start

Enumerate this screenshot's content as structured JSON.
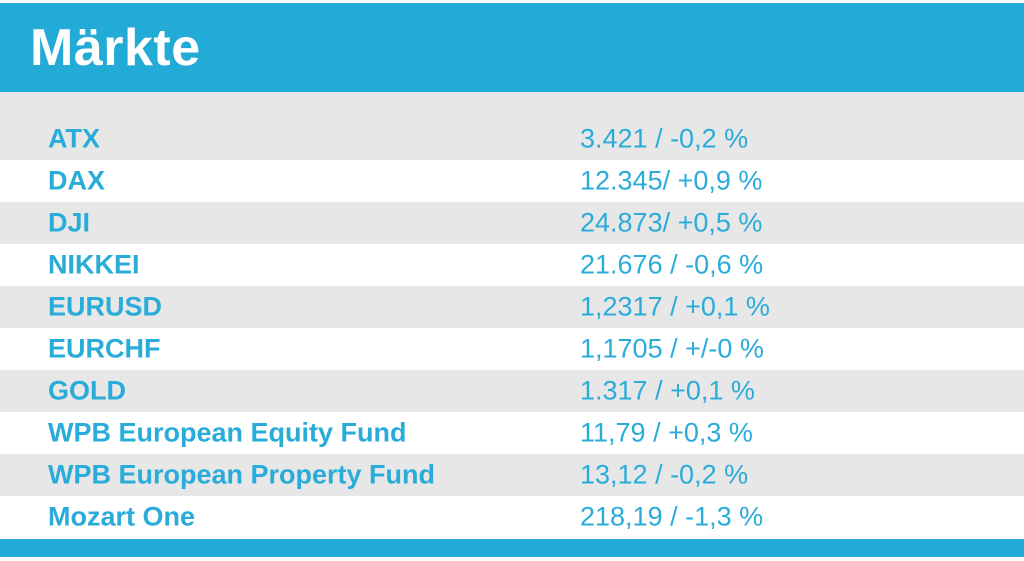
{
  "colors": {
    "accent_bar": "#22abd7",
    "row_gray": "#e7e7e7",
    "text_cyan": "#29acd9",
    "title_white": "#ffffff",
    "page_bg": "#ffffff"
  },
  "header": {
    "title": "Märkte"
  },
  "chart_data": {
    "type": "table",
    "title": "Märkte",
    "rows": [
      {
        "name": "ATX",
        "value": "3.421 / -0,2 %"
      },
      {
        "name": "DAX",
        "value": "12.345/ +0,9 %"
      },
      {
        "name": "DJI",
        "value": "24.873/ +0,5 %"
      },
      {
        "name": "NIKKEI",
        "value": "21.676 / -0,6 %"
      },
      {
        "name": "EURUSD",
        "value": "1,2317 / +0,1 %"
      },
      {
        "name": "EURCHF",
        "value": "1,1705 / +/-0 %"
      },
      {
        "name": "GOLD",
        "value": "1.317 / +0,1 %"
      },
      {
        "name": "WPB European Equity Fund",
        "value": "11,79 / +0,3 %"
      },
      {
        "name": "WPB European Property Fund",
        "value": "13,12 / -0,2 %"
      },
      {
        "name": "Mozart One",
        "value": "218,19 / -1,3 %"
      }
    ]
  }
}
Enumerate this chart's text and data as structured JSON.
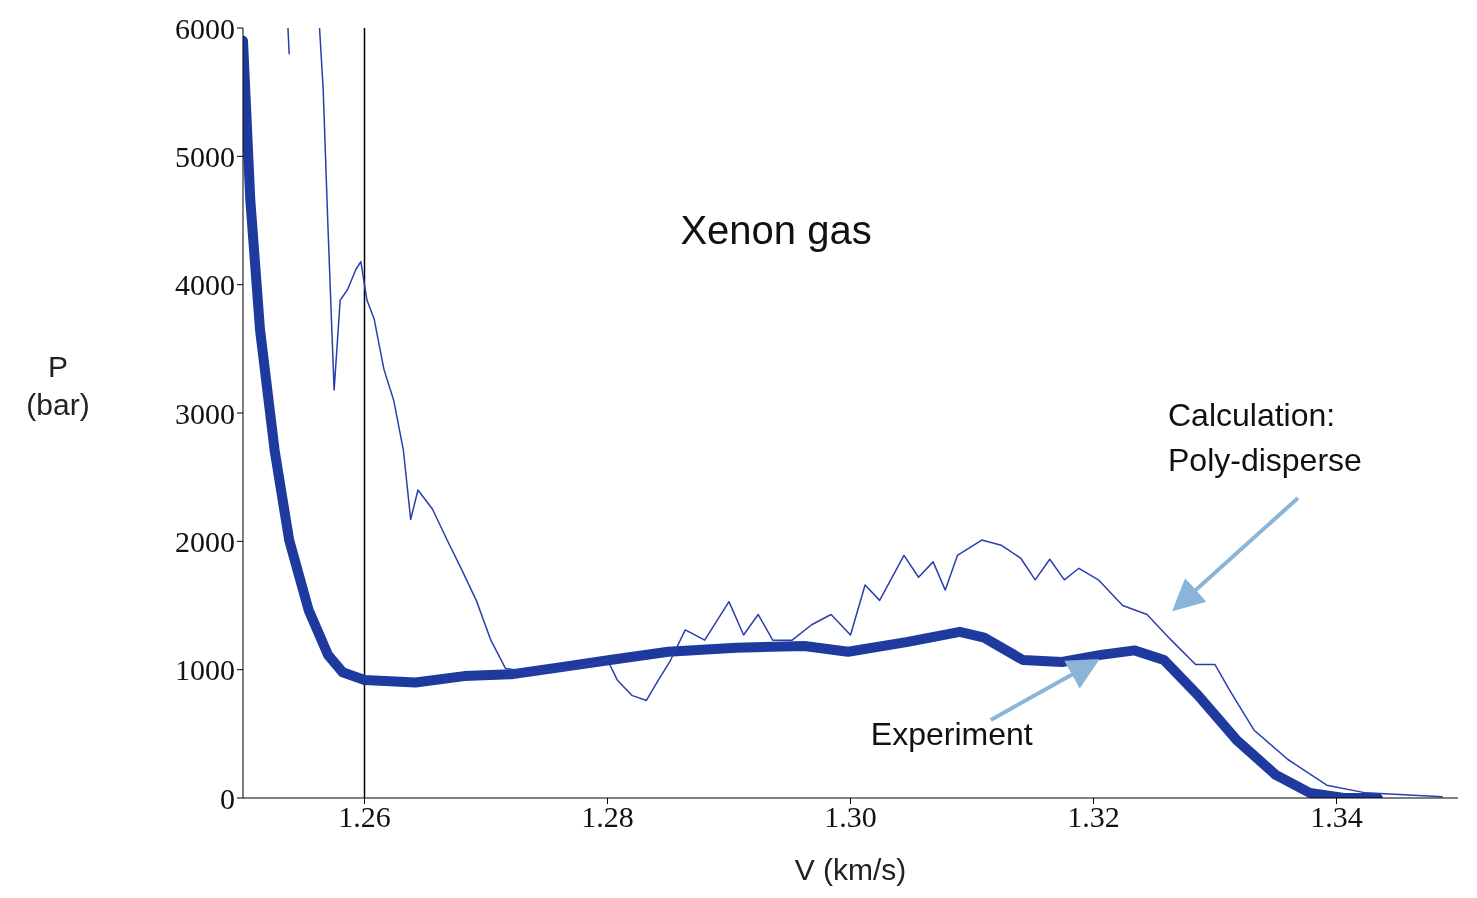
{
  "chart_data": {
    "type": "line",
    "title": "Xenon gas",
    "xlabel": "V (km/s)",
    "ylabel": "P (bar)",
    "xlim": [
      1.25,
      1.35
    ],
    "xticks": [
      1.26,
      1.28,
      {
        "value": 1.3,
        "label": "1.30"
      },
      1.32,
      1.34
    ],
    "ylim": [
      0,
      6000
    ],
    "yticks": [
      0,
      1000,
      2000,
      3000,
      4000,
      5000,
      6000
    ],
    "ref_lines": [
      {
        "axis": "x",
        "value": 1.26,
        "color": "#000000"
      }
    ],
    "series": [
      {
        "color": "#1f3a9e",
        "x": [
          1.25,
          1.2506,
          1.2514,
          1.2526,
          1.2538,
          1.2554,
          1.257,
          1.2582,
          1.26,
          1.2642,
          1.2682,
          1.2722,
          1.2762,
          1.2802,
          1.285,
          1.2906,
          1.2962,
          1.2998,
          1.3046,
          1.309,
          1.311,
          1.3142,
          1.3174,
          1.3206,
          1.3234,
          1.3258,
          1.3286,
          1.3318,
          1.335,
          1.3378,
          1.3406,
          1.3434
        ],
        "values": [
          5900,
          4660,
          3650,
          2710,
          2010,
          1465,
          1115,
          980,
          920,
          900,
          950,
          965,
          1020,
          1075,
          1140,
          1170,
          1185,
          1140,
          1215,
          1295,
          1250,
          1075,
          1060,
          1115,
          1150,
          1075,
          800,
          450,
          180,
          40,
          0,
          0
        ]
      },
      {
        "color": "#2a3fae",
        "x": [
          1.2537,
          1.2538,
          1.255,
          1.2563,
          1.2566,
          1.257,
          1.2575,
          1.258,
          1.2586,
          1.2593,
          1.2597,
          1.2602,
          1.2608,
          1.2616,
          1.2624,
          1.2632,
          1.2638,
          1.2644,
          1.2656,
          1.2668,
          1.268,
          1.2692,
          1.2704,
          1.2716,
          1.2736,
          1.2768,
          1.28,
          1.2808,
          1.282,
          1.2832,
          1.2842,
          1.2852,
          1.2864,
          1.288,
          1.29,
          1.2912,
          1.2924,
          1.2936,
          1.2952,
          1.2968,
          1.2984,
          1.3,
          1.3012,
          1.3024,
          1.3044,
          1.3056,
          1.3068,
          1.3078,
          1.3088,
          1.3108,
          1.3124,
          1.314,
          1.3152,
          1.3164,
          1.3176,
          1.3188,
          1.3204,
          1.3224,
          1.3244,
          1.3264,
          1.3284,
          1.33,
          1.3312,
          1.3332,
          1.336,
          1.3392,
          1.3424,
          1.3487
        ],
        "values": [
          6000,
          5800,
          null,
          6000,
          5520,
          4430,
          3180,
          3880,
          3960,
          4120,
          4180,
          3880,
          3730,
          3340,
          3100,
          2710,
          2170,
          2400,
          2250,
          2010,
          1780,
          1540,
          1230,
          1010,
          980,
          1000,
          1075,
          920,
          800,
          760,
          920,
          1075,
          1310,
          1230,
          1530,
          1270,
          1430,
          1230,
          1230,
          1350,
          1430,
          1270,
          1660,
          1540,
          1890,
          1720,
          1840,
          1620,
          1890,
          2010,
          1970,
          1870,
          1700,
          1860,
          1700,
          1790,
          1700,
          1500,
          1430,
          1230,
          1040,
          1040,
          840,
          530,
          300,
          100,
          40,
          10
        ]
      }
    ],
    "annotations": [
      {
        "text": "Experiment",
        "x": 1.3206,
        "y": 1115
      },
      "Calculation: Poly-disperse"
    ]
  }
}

end

■ STATED TASK ■
Copy out all the data without changing anything, and drop the pictures.

■ FINAL RESULT ■
Enumerate this screenshot's content as structured JSON.
{
  "colors": {
    "accent_bar": "#22abd7",
    "row_gray": "#e7e7e7",
    "text_cyan": "#29acd9",
    "title_white": "#ffffff",
    "page_bg": "#ffffff"
  },
  "header": {
    "title": "Märkte"
  },
  "chart_data": {
    "type": "table",
    "title": "Märkte",
    "rows": [
      {
        "name": "ATX",
        "value": "3.421 / -0,2 %"
      },
      {
        "name": "DAX",
        "value": "12.345/ +0,9 %"
      },
      {
        "name": "DJI",
        "value": "24.873/ +0,5 %"
      },
      {
        "name": "NIKKEI",
        "value": "21.676 / -0,6 %"
      },
      {
        "name": "EURUSD",
        "value": "1,2317 / +0,1 %"
      },
      {
        "name": "EURCHF",
        "value": "1,1705 / +/-0 %"
      },
      {
        "name": "GOLD",
        "value": "1.317 / +0,1 %"
      },
      {
        "name": "WPB European Equity Fund",
        "value": "11,79 / +0,3 %"
      },
      {
        "name": "WPB European Property Fund",
        "value": "13,12 / -0,2 %"
      },
      {
        "name": "Mozart One",
        "value": "218,19 / -1,3 %"
      }
    ]
  }
}
Enumerate this chart's text and data as structured JSON.
{
  "chart_data": {
    "type": "line",
    "title": "Xenon gas",
    "xlabel": "V (km/s)",
    "ylabel": "P (bar)",
    "xlim": [
      1.25,
      1.35
    ],
    "xticks": [
      1.26,
      1.28,
      {
        "value": 1.3,
        "label": "1.30"
      },
      1.32,
      1.34
    ],
    "ylim": [
      0,
      6000
    ],
    "yticks": [
      0,
      1000,
      2000,
      3000,
      4000,
      5000,
      6000
    ],
    "ref_lines": [
      {
        "axis": "x",
        "value": 1.26,
        "color": "#000000"
      }
    ],
    "series": [
      {
        "color": "#1f3a9e",
        "x": [
          1.25,
          1.2506,
          1.2514,
          1.2526,
          1.2538,
          1.2554,
          1.257,
          1.2582,
          1.26,
          1.2642,
          1.2682,
          1.2722,
          1.2762,
          1.2802,
          1.285,
          1.2906,
          1.2962,
          1.2998,
          1.3046,
          1.309,
          1.311,
          1.3142,
          1.3174,
          1.3206,
          1.3234,
          1.3258,
          1.3286,
          1.3318,
          1.335,
          1.3378,
          1.3406,
          1.3434
        ],
        "values": [
          5900,
          4660,
          3650,
          2710,
          2010,
          1465,
          1115,
          980,
          920,
          900,
          950,
          965,
          1020,
          1075,
          1140,
          1170,
          1185,
          1140,
          1215,
          1295,
          1250,
          1075,
          1060,
          1115,
          1150,
          1075,
          800,
          450,
          180,
          40,
          0,
          0
        ]
      },
      {
        "color": "#2a3fae",
        "x": [
          1.2537,
          1.2538,
          1.255,
          1.2563,
          1.2566,
          1.257,
          1.2575,
          1.258,
          1.2586,
          1.2593,
          1.2597,
          1.2602,
          1.2608,
          1.2616,
          1.2624,
          1.2632,
          1.2638,
          1.2644,
          1.2656,
          1.2668,
          1.268,
          1.2692,
          1.2704,
          1.2716,
          1.2736,
          1.2768,
          1.28,
          1.2808,
          1.282,
          1.2832,
          1.2842,
          1.2852,
          1.2864,
          1.288,
          1.29,
          1.2912,
          1.2924,
          1.2936,
          1.2952,
          1.2968,
          1.2984,
          1.3,
          1.3012,
          1.3024,
          1.3044,
          1.3056,
          1.3068,
          1.3078,
          1.3088,
          1.3108,
          1.3124,
          1.314,
          1.3152,
          1.3164,
          1.3176,
          1.3188,
          1.3204,
          1.3224,
          1.3244,
          1.3264,
          1.3284,
          1.33,
          1.3312,
          1.3332,
          1.336,
          1.3392,
          1.3424,
          1.3487
        ],
        "values": [
          6000,
          5800,
          null,
          6000,
          5520,
          4430,
          3180,
          3880,
          3960,
          4120,
          4180,
          3880,
          3730,
          3340,
          3100,
          2710,
          2170,
          2400,
          2250,
          2010,
          1780,
          1540,
          1230,
          1010,
          980,
          1000,
          1075,
          920,
          800,
          760,
          920,
          1075,
          1310,
          1230,
          1530,
          1270,
          1430,
          1230,
          1230,
          1350,
          1430,
          1270,
          1660,
          1540,
          1890,
          1720,
          1840,
          1620,
          1890,
          2010,
          1970,
          1870,
          1700,
          1860,
          1700,
          1790,
          1700,
          1500,
          1430,
          1230,
          1040,
          1040,
          840,
          530,
          300,
          100,
          40,
          10
        ]
      }
    ],
    "annotations": [
      {
        "text": "Experiment",
        "x": 1.3206,
        "y": 1115
      },
      "Calculation: Poly-disperse"
    ]
  }
}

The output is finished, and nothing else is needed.